§ Dataset records
····················
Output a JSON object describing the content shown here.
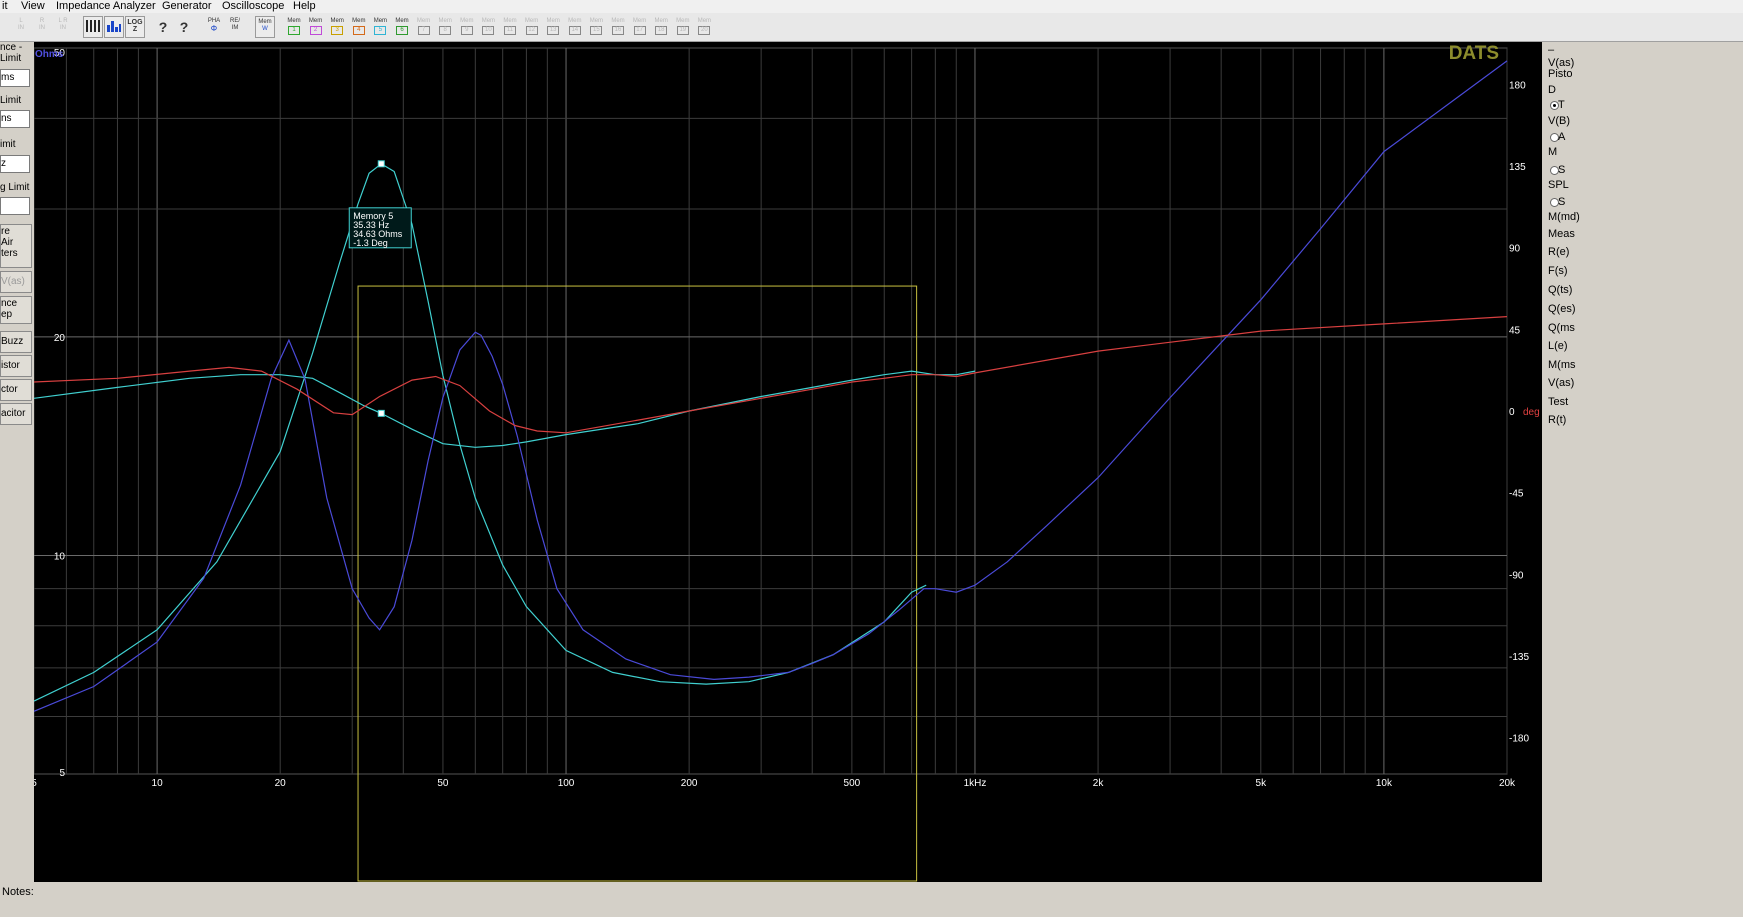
{
  "menu": [
    "it",
    "View",
    "Impedance Analyzer",
    "Generator",
    "Oscilloscope",
    "Help"
  ],
  "toolbar": {
    "channels": [
      {
        "t": "L",
        "b": "IN"
      },
      {
        "t": "R",
        "b": "IN"
      },
      {
        "t": "L R",
        "b": "IN"
      }
    ],
    "tools": [
      {
        "t": "LOG",
        "b": "Z"
      },
      {
        "t": "PHA",
        "b": "Φ"
      },
      {
        "t": "RE/",
        "b": "IM"
      },
      {
        "t": "Mem",
        "b": "W"
      }
    ],
    "mem_label": "Mem",
    "memories": [
      "1",
      "2",
      "3",
      "4",
      "5",
      "6",
      "7",
      "8",
      "9",
      "10",
      "11",
      "12",
      "13",
      "14",
      "15",
      "16",
      "17",
      "18",
      "19",
      "20"
    ]
  },
  "left_panel": {
    "labels": [
      "nce -",
      "Limit",
      "Limit",
      "imit",
      "g Limit"
    ],
    "boxes": [
      "ms",
      "ns",
      "z",
      ""
    ],
    "measure_lines": [
      "re",
      "Air",
      "ters"
    ],
    "buttons": [
      "V(as)",
      "nce",
      "ep",
      "Buzz",
      "istor",
      "ctor",
      "acitor"
    ]
  },
  "chart_data": {
    "type": "line",
    "brand": "DATS",
    "xscale": "log",
    "xlim": [
      5,
      20000
    ],
    "y_left": {
      "label": "Ohms",
      "scale": "log",
      "lim": [
        5,
        50
      ],
      "ticks": [
        5,
        10,
        20,
        50
      ]
    },
    "y_right": {
      "label": "deg",
      "lim": [
        -200,
        200
      ],
      "ticks": [
        180,
        135,
        90,
        45,
        0,
        -45,
        -90,
        -135,
        -180
      ]
    },
    "x_ticks": [
      {
        "v": 5,
        "label": "5"
      },
      {
        "v": 10,
        "label": "10"
      },
      {
        "v": 20,
        "label": "20"
      },
      {
        "v": 50,
        "label": "50"
      },
      {
        "v": 100,
        "label": "100"
      },
      {
        "v": 200,
        "label": "200"
      },
      {
        "v": 500,
        "label": "500"
      },
      {
        "v": 1000,
        "label": "1kHz"
      },
      {
        "v": 2000,
        "label": "2k"
      },
      {
        "v": 5000,
        "label": "5k"
      },
      {
        "v": 10000,
        "label": "10k"
      },
      {
        "v": 20000,
        "label": "20k"
      }
    ],
    "series": [
      {
        "color": "#40d0d0",
        "axis": "ohms",
        "x": [
          5,
          7,
          10,
          14,
          20,
          24,
          28,
          31,
          33,
          35.33,
          38,
          42,
          46,
          50,
          55,
          60,
          70,
          80,
          100,
          130,
          170,
          220,
          280,
          350,
          450,
          600,
          700,
          760
        ],
        "y": [
          6.3,
          6.9,
          7.9,
          9.8,
          13.9,
          19.0,
          25.4,
          30.5,
          33.6,
          34.63,
          33.8,
          28.6,
          22.4,
          17.7,
          14.2,
          12.0,
          9.7,
          8.5,
          7.4,
          6.9,
          6.7,
          6.65,
          6.7,
          6.9,
          7.3,
          8.1,
          8.9,
          9.1
        ]
      },
      {
        "color": "#40d0d0",
        "axis": "deg",
        "x": [
          5,
          8,
          12,
          16,
          20,
          24,
          28,
          32,
          35.33,
          42,
          50,
          60,
          70,
          80,
          100,
          150,
          200,
          300,
          400,
          500,
          600,
          700,
          800,
          900,
          1000
        ],
        "y": [
          7,
          13,
          18,
          20,
          20,
          18,
          10,
          3,
          -1.3,
          -10,
          -18,
          -20,
          -19,
          -17,
          -13,
          -7,
          0,
          8,
          13,
          17,
          20,
          22,
          20,
          20,
          22
        ]
      },
      {
        "color": "#4a4ad8",
        "axis": "ohms",
        "x": [
          5,
          7,
          10,
          13,
          16,
          19,
          21,
          23,
          26,
          30,
          33,
          35,
          38,
          42,
          46,
          50,
          55,
          60,
          62,
          66,
          70,
          76,
          85,
          95,
          110,
          140,
          180,
          230,
          280,
          350,
          400,
          450,
          550,
          650,
          750,
          800,
          900,
          1000,
          1200,
          1500,
          2000,
          3000,
          5000,
          7000,
          10000,
          20000
        ],
        "y": [
          6.1,
          6.6,
          7.6,
          9.3,
          12.5,
          17.5,
          19.8,
          17.5,
          12.0,
          9.0,
          8.2,
          7.9,
          8.5,
          10.5,
          13.5,
          16.5,
          19.2,
          20.3,
          20.1,
          18.8,
          17.2,
          14.6,
          11.2,
          9.0,
          7.9,
          7.2,
          6.85,
          6.75,
          6.8,
          6.9,
          7.1,
          7.3,
          7.8,
          8.4,
          9.0,
          9.0,
          8.9,
          9.1,
          9.8,
          11.0,
          12.8,
          16.5,
          22.5,
          28.2,
          36.0,
          48.0
        ]
      },
      {
        "color": "#d84040",
        "axis": "deg",
        "x": [
          5,
          8,
          12,
          15,
          18,
          22,
          27,
          30,
          35,
          42,
          48,
          55,
          65,
          75,
          85,
          100,
          150,
          200,
          300,
          400,
          500,
          600,
          700,
          800,
          900,
          1000,
          2000,
          5000,
          10000,
          20000
        ],
        "y": [
          16,
          18,
          22,
          24,
          22,
          12,
          -1,
          -2,
          8,
          17,
          19,
          14,
          0,
          -8,
          -11,
          -12,
          -5,
          0,
          7,
          12,
          16,
          18,
          20,
          20,
          19,
          21,
          33,
          44,
          48,
          52
        ]
      }
    ],
    "marker": {
      "label": "Memory 5",
      "freq": "35.33 Hz",
      "ohms": "34.63 Ohms",
      "deg": "-1.3 Deg",
      "x": 35.33,
      "y": 34.63,
      "deg_value": -1.3
    },
    "selection": {
      "x_start": 31,
      "x_end": 720,
      "y_top_ohms": 23.5
    }
  },
  "right_panel": {
    "items": [
      {
        "label": "–",
        "radio": null
      },
      {
        "label": "V(as)",
        "radio": null
      },
      {
        "label": "Pisto",
        "radio": null
      },
      {
        "label": "D",
        "radio": null
      },
      {
        "label": "T",
        "radio": "on"
      },
      {
        "label": "V(B)",
        "radio": null
      },
      {
        "label": "A",
        "radio": "off"
      },
      {
        "label": "M",
        "radio": null
      },
      {
        "label": "S",
        "radio": "off"
      },
      {
        "label": "SPL",
        "radio": null
      },
      {
        "label": "S",
        "radio": "off"
      },
      {
        "label": "M(md)",
        "radio": null
      },
      {
        "label": "Meas",
        "radio": null
      },
      {
        "label": "R(e)",
        "radio": null
      },
      {
        "label": "F(s)",
        "radio": null
      },
      {
        "label": "Q(ts)",
        "radio": null
      },
      {
        "label": "Q(es)",
        "radio": null
      },
      {
        "label": "Q(ms",
        "radio": null
      },
      {
        "label": "L(e)",
        "radio": null
      },
      {
        "label": "M(ms",
        "radio": null
      },
      {
        "label": "V(as)",
        "radio": null
      },
      {
        "label": "Test",
        "radio": null
      },
      {
        "label": "R(t)",
        "radio": null
      }
    ]
  },
  "notes": {
    "label": "Notes:",
    "value": ""
  }
}
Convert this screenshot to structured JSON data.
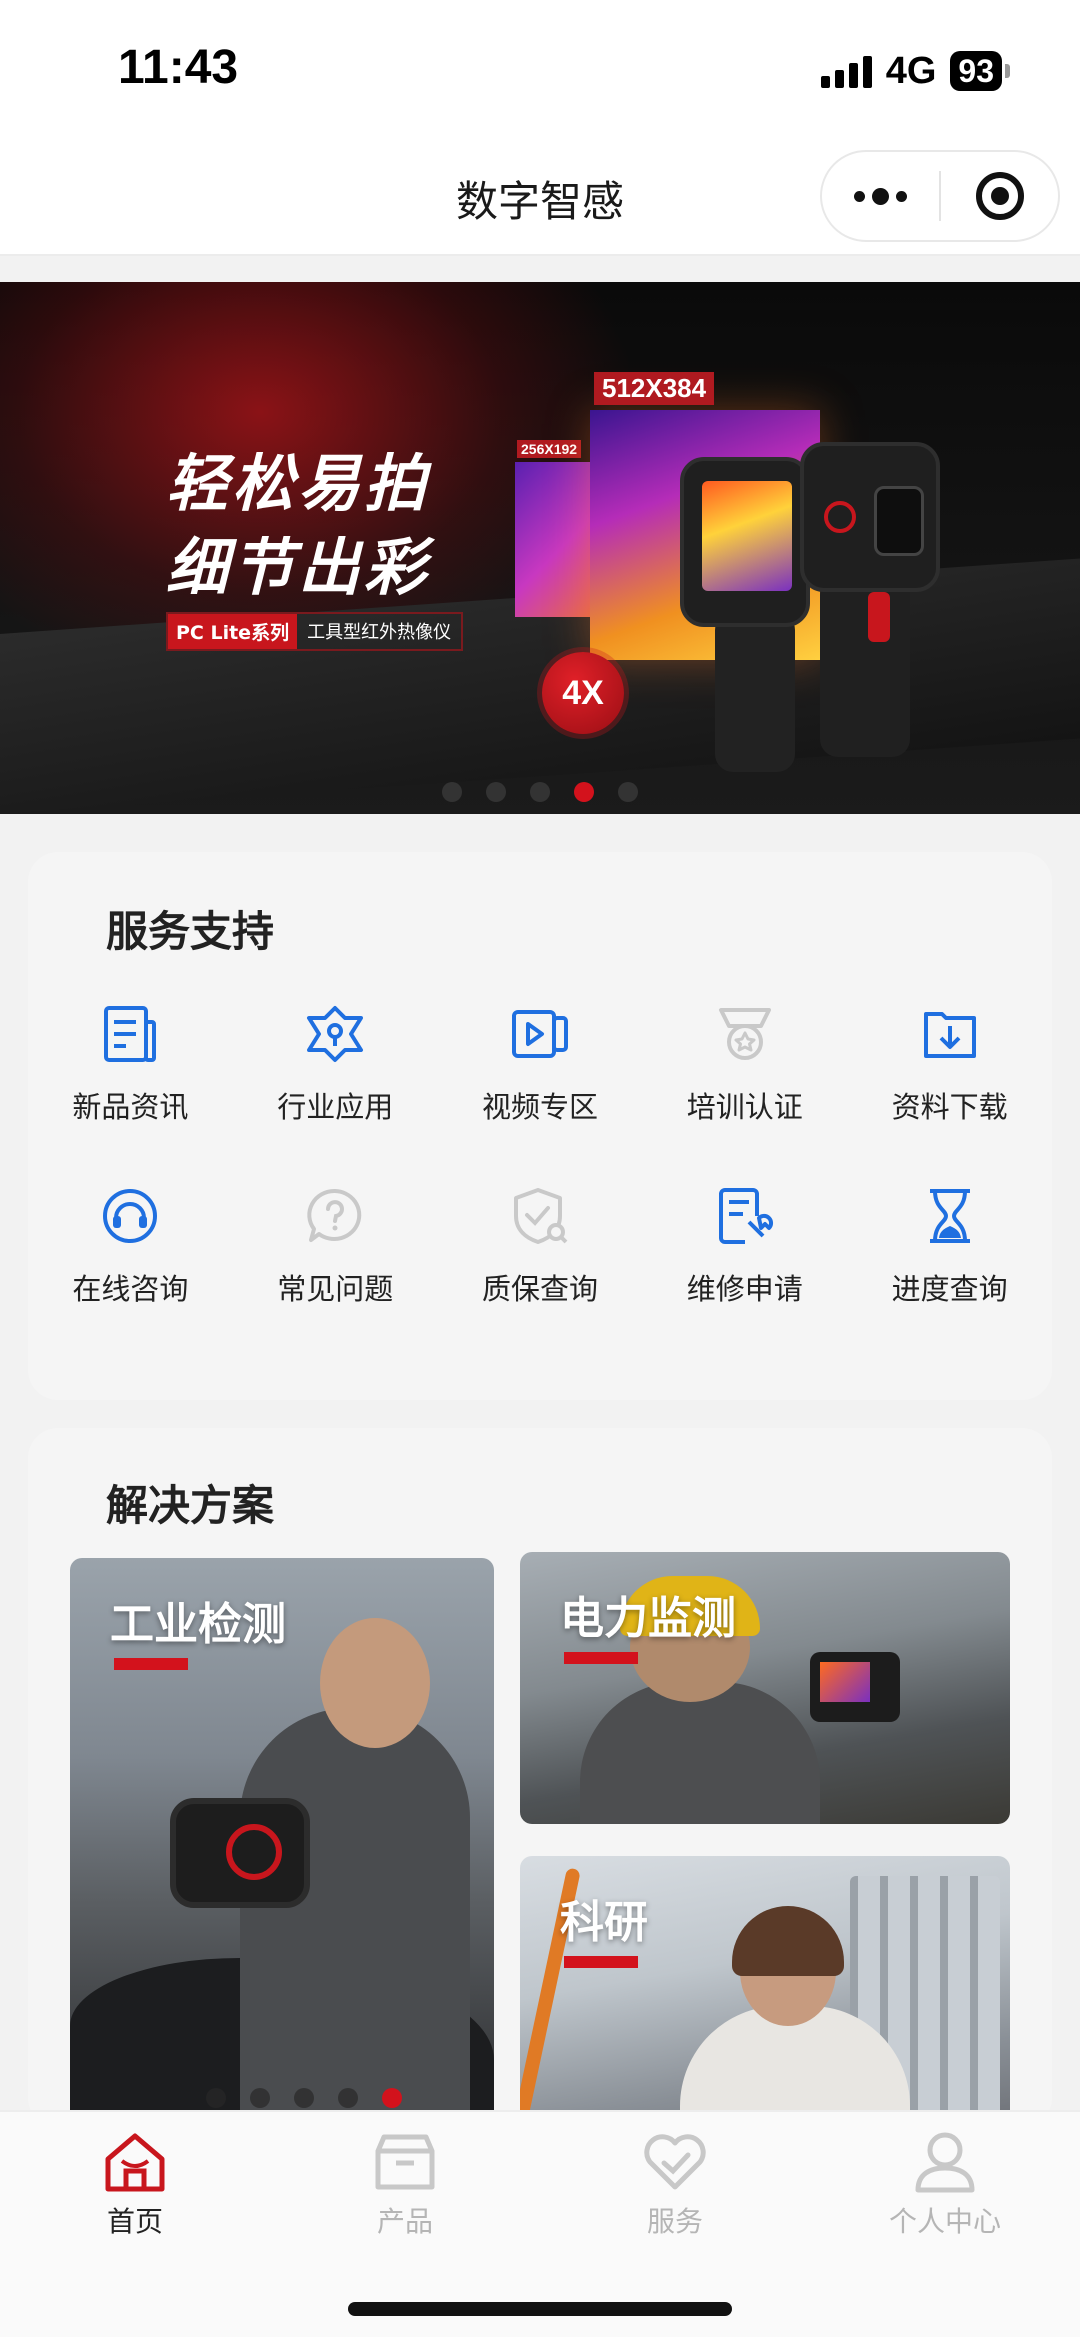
{
  "status_bar": {
    "time": "11:43",
    "network": "4G",
    "battery": "93"
  },
  "nav": {
    "title": "数字智感",
    "more_icon": "more-dots-icon",
    "close_icon": "mini-program-close-icon"
  },
  "banner": {
    "headline_line1": "轻松易拍",
    "headline_line2": "细节出彩",
    "series_tag": "PC Lite系列",
    "series_desc": "工具型红外热像仪",
    "resolution_small": "256X192",
    "resolution_large": "512X384",
    "zoom_badge": "4X",
    "slide_count": 5,
    "active_slide": 4
  },
  "service": {
    "title": "服务支持",
    "items": [
      {
        "label": "新品资讯",
        "icon": "news-icon",
        "color": "#1f6fe0"
      },
      {
        "label": "行业应用",
        "icon": "industry-app-icon",
        "color": "#1f6fe0"
      },
      {
        "label": "视频专区",
        "icon": "video-icon",
        "color": "#1f6fe0"
      },
      {
        "label": "培训认证",
        "icon": "certificate-icon",
        "color": "#c9c9c9"
      },
      {
        "label": "资料下载",
        "icon": "download-icon",
        "color": "#1f6fe0"
      },
      {
        "label": "在线咨询",
        "icon": "headset-icon",
        "color": "#1f6fe0"
      },
      {
        "label": "常见问题",
        "icon": "question-icon",
        "color": "#c9c9c9"
      },
      {
        "label": "质保查询",
        "icon": "warranty-shield-icon",
        "color": "#c9c9c9"
      },
      {
        "label": "维修申请",
        "icon": "repair-form-icon",
        "color": "#1f6fe0"
      },
      {
        "label": "进度查询",
        "icon": "hourglass-icon",
        "color": "#1f6fe0"
      }
    ]
  },
  "solutions": {
    "title": "解决方案",
    "tiles": [
      {
        "label": "工业检测"
      },
      {
        "label": "电力监测"
      },
      {
        "label": "科研"
      }
    ],
    "slide_count": 5,
    "active_slide": 5
  },
  "tab_bar": {
    "tabs": [
      {
        "label": "首页",
        "icon": "home-icon",
        "active": true
      },
      {
        "label": "产品",
        "icon": "box-icon",
        "active": false
      },
      {
        "label": "服务",
        "icon": "heart-check-icon",
        "active": false
      },
      {
        "label": "个人中心",
        "icon": "user-icon",
        "active": false
      }
    ]
  },
  "colors": {
    "accent_red": "#d3121c",
    "service_blue": "#1f6fe0",
    "disabled_gray": "#c9c9c9"
  }
}
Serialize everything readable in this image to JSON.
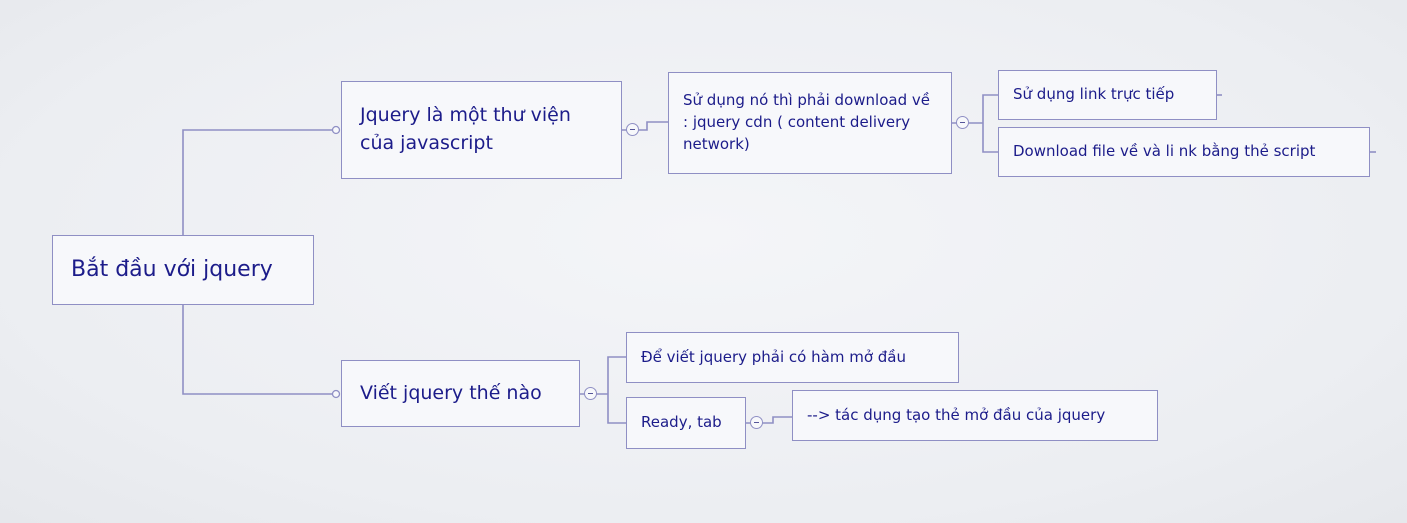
{
  "mindmap": {
    "root": {
      "label": "Bắt đầu với jquery"
    },
    "branch_1": {
      "label": "Jquery là một thư viện của javascript",
      "child": {
        "label": "Sử dụng nó thì phải download về : jquery cdn ( content delivery network)",
        "children": [
          {
            "label": "Sử dụng link trực tiếp"
          },
          {
            "label": "Download file về và li nk bằng thẻ script"
          }
        ]
      }
    },
    "branch_2": {
      "label": "Viết jquery thế nào",
      "children": [
        {
          "label": "Để viết jquery phải có hàm mở đầu"
        },
        {
          "label": "Ready, tab",
          "child": {
            "label": "--> tác dụng tạo thẻ mở đầu của jquery"
          }
        }
      ]
    }
  },
  "colors": {
    "text": "#1c1c8a",
    "border": "#8f8fc4",
    "connector": "#8f8fc4",
    "node_fill": "#f7f8fb",
    "background": "#eeeff3"
  }
}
····················
Find every line holding the word "phải"; give their count and nothing else.

2